INSTRUCTION: Find the lines with the string "value" and return them.

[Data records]
============================================================
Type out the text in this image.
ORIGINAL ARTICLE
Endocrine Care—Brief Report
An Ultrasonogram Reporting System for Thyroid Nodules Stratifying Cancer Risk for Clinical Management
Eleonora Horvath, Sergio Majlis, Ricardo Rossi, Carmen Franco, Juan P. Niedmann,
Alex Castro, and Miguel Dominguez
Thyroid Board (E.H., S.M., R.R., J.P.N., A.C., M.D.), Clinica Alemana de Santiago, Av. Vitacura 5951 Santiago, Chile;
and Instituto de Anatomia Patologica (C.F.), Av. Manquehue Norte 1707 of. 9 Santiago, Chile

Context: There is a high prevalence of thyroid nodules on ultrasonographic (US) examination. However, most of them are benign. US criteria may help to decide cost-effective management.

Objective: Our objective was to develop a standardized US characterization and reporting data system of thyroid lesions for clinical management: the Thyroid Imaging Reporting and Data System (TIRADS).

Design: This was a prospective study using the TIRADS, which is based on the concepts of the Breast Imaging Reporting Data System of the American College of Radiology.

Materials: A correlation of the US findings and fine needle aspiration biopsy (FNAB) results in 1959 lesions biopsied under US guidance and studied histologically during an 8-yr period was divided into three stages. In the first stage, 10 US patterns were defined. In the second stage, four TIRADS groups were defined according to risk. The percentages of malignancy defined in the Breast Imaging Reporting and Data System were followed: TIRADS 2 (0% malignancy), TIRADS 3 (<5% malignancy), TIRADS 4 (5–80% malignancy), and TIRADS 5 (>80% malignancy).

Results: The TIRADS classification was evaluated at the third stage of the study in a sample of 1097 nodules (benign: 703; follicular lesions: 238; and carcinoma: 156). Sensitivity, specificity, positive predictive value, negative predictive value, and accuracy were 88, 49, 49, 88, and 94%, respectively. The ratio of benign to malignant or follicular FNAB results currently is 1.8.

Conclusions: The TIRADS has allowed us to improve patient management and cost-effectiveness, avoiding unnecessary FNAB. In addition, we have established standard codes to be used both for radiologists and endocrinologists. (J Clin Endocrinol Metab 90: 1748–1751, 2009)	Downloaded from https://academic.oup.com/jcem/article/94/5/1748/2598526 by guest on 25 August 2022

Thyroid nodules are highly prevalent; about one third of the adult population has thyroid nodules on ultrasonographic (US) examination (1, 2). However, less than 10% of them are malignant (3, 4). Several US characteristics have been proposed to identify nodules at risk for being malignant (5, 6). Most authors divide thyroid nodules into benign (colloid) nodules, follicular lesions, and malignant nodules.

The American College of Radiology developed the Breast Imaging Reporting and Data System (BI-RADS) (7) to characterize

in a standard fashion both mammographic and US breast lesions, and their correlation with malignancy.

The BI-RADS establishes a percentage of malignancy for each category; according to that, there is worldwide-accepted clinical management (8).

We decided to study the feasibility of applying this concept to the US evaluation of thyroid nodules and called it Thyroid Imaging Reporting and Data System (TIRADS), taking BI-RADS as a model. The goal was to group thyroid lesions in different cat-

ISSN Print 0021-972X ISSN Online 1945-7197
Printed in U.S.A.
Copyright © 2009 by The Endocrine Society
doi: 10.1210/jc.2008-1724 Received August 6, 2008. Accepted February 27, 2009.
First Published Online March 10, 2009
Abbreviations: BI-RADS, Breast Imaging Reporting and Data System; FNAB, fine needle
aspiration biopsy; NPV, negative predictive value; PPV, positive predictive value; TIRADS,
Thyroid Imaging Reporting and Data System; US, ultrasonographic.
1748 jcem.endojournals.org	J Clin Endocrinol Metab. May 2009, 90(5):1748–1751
============================================================
REPLY TO THE EXERCISE:
Results: The TIRADS classification was evaluated at the third stage of the study in a sample of 1097 nodules (benign: 703; follicular lesions: 238; and carcinoma: 156). Sensitivity, specificity, positive predictive value, negative predictive value, and accuracy were 88, 49, 49, 88, and 94%, respectively. The ratio of benign to malignant or follicular FNAB results currently is 1.8.
aspiration biopsy; NPV, negative predictive value; PPV, positive predictive value; TIRADS,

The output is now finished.